━━━━━ THE RECORDS ━━━━━

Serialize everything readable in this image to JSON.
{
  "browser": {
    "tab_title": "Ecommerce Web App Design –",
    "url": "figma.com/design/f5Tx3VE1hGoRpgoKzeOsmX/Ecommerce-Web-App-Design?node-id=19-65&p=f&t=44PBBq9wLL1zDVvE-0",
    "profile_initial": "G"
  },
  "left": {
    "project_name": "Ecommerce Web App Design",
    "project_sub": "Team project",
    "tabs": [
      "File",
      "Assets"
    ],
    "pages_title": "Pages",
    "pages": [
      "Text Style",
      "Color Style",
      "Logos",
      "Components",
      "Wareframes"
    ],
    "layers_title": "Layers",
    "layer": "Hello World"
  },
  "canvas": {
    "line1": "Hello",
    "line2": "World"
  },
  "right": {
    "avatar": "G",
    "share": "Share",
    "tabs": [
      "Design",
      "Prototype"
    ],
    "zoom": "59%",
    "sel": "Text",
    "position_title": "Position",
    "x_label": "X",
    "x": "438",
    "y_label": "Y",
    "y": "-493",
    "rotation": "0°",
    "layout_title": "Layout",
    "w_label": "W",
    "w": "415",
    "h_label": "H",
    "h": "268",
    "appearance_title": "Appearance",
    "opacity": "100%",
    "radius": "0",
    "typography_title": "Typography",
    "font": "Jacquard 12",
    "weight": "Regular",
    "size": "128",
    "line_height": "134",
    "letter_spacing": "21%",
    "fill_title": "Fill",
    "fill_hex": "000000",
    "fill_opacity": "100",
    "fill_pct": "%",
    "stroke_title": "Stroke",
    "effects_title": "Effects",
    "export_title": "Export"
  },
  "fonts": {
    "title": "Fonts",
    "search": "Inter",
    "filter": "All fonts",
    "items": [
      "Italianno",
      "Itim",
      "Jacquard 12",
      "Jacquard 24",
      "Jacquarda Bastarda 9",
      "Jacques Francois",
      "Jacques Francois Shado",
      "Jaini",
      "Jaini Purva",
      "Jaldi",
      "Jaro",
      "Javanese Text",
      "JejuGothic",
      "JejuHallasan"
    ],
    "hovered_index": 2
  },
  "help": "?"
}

━━━━━

WHAT YOU SHOULD DO: Return all the data above once more, precisely as given.

PROBLEM SOLUTION:
Serialize everything readable in this image to JSON.
{
  "browser": {
    "tab_title": "Ecommerce Web App Design –",
    "url": "figma.com/design/f5Tx3VE1hGoRpgoKzeOsmX/Ecommerce-Web-App-Design?node-id=19-65&p=f&t=44PBBq9wLL1zDVvE-0",
    "profile_initial": "G"
  },
  "left": {
    "project_name": "Ecommerce Web App Design",
    "project_sub": "Team project",
    "tabs": [
      "File",
      "Assets"
    ],
    "pages_title": "Pages",
    "pages": [
      "Text Style",
      "Color Style",
      "Logos",
      "Components",
      "Wareframes"
    ],
    "layers_title": "Layers",
    "layer": "Hello World"
  },
  "canvas": {
    "line1": "Hello",
    "line2": "World"
  },
  "right": {
    "avatar": "G",
    "share": "Share",
    "tabs": [
      "Design",
      "Prototype"
    ],
    "zoom": "59%",
    "sel": "Text",
    "position_title": "Position",
    "x_label": "X",
    "x": "438",
    "y_label": "Y",
    "y": "-493",
    "rotation": "0°",
    "layout_title": "Layout",
    "w_label": "W",
    "w": "415",
    "h_label": "H",
    "h": "268",
    "appearance_title": "Appearance",
    "opacity": "100%",
    "radius": "0",
    "typography_title": "Typography",
    "font": "Jacquard 12",
    "weight": "Regular",
    "size": "128",
    "line_height": "134",
    "letter_spacing": "21%",
    "fill_title": "Fill",
    "fill_hex": "000000",
    "fill_opacity": "100",
    "fill_pct": "%",
    "stroke_title": "Stroke",
    "effects_title": "Effects",
    "export_title": "Export"
  },
  "fonts": {
    "title": "Fonts",
    "search": "Inter",
    "filter": "All fonts",
    "items": [
      "Italianno",
      "Itim",
      "Jacquard 12",
      "Jacquard 24",
      "Jacquarda Bastarda 9",
      "Jacques Francois",
      "Jacques Francois Shado",
      "Jaini",
      "Jaini Purva",
      "Jaldi",
      "Jaro",
      "Javanese Text",
      "JejuGothic",
      "JejuHallasan"
    ],
    "hovered_index": 2
  },
  "help": "?"
}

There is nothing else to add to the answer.